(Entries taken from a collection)
■ ■ ■ ■ ■

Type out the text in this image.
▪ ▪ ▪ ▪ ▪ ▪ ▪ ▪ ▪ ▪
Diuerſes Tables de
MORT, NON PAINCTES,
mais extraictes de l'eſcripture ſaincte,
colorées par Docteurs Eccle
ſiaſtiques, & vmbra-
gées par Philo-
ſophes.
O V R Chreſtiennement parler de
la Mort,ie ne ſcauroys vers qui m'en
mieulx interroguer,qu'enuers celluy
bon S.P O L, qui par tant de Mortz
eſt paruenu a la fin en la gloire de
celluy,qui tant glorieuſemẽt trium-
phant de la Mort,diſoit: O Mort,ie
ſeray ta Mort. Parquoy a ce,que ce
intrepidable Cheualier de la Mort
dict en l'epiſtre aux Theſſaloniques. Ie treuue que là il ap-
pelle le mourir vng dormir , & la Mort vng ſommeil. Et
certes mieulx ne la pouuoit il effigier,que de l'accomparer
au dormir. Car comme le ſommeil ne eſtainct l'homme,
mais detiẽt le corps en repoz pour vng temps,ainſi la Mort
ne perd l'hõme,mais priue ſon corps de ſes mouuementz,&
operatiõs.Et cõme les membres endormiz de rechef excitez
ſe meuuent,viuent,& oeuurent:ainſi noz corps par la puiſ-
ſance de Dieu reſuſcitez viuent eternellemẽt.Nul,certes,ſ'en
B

■ ■ ■ ■ ■

Problem> Recopy the whole listing exactly.

The solution>
Type out the text in this image.
▪ ▪ ▪ ▪ ▪ ▪ ▪ ▪ ▪ ▪
Diuerſes Tables de
MORT, NON PAINCTES,
mais extraictes de l'eſcripture ſaincte,
colorées par Docteurs Eccle
ſiaſtiques, & vmbra-
gées par Philo-
ſophes.
O V R Chreſtiennement parler de
la Mort,ie ne ſcauroys vers qui m'en
mieulx interroguer,qu'enuers celluy
bon S.P O L, qui par tant de Mortz
eſt paruenu a la fin en la gloire de
celluy,qui tant glorieuſemẽt trium-
phant de la Mort,diſoit: O Mort,ie
ſeray ta Mort. Parquoy a ce,que ce
intrepidable Cheualier de la Mort
dict en l'epiſtre aux Theſſaloniques. Ie treuue que là il ap-
pelle le mourir vng dormir , & la Mort vng ſommeil. Et
certes mieulx ne la pouuoit il effigier,que de l'accomparer
au dormir. Car comme le ſommeil ne eſtainct l'homme,
mais detiẽt le corps en repoz pour vng temps,ainſi la Mort
ne perd l'hõme,mais priue ſon corps de ſes mouuementz,&
operatiõs.Et cõme les membres endormiz de rechef excitez
ſe meuuent,viuent,& oeuurent:ainſi noz corps par la puiſ-
ſance de Dieu reſuſcitez viuent eternellemẽt.Nul,certes,ſ'en
B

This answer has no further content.